■ Task to complete: In the records that follow, locate every line with "screenshot" and extract it.

■ Provided records:
┄┄┄┄┄┄┄┄┄┄┄┄┄┄┄┄┄┄┄┄
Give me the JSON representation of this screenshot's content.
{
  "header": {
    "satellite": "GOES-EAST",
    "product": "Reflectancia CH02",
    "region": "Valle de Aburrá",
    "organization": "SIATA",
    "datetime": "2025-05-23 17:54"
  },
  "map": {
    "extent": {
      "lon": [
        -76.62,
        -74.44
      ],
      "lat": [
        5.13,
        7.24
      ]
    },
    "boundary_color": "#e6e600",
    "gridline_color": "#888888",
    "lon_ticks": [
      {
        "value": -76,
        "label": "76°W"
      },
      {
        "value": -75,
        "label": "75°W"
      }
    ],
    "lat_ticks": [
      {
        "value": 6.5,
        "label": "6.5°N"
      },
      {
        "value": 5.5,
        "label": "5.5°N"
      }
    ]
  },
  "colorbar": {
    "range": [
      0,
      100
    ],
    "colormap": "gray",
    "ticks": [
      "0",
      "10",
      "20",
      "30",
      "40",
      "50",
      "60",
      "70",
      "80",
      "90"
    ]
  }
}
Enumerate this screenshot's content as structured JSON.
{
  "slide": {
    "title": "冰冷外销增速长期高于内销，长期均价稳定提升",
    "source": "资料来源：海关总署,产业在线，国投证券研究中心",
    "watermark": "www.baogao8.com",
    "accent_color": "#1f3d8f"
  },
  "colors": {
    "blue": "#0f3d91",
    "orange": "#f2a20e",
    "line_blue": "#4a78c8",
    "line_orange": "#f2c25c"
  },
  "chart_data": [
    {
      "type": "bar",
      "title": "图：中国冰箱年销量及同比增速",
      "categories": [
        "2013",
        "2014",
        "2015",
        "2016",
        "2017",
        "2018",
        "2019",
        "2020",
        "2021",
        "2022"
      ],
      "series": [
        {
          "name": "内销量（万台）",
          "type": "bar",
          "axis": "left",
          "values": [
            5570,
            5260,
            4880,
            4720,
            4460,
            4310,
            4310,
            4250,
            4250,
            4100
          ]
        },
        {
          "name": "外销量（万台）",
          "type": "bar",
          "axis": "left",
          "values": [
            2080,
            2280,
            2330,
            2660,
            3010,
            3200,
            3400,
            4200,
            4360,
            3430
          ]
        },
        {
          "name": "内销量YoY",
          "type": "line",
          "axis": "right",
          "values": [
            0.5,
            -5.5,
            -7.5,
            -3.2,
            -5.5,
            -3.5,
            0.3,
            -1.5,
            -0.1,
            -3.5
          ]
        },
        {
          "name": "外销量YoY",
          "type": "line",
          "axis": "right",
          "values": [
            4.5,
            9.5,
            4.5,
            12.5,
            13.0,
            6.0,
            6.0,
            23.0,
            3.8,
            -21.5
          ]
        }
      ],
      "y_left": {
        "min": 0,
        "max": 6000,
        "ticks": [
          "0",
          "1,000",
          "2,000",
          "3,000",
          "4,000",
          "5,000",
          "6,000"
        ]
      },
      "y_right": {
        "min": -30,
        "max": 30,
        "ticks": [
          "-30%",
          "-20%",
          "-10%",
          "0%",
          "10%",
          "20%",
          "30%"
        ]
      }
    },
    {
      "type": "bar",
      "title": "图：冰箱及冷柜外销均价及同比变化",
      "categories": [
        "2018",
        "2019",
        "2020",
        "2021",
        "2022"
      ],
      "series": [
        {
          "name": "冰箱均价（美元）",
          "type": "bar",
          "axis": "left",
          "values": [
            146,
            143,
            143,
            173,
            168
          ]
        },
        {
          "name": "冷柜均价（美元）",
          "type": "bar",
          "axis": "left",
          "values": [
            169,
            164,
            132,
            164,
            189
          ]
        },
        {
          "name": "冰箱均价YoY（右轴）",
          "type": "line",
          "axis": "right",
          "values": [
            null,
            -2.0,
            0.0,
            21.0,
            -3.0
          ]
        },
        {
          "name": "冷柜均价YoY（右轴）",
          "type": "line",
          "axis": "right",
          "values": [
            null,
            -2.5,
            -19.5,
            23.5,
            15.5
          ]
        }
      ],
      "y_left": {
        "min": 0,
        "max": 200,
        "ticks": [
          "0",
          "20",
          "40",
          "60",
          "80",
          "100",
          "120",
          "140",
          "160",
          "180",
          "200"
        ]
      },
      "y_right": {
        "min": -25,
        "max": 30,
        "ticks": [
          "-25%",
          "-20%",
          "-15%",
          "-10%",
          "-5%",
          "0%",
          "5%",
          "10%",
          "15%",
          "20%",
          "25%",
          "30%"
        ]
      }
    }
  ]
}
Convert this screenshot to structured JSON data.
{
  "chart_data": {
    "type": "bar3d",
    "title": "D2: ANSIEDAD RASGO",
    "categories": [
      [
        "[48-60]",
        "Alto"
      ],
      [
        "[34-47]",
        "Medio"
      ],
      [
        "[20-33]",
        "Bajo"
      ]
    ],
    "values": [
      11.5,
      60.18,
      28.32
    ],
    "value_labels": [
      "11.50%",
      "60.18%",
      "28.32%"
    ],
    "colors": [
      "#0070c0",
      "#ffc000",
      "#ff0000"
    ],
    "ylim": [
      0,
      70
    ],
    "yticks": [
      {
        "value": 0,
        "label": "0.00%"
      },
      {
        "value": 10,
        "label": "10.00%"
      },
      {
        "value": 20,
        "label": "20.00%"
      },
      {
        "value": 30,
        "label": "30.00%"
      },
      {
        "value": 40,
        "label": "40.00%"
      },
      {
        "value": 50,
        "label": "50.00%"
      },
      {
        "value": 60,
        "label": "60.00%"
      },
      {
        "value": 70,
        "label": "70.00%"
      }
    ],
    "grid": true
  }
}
┄┄┄┄┄┄┄┄┄┄┄┄┄┄┄┄┄┄┄┄
■ Reply to the task:
Give me the JSON representation of this screenshot's content.
Enumerate this screenshot's content as structured JSON.
Convert this screenshot to structured JSON data.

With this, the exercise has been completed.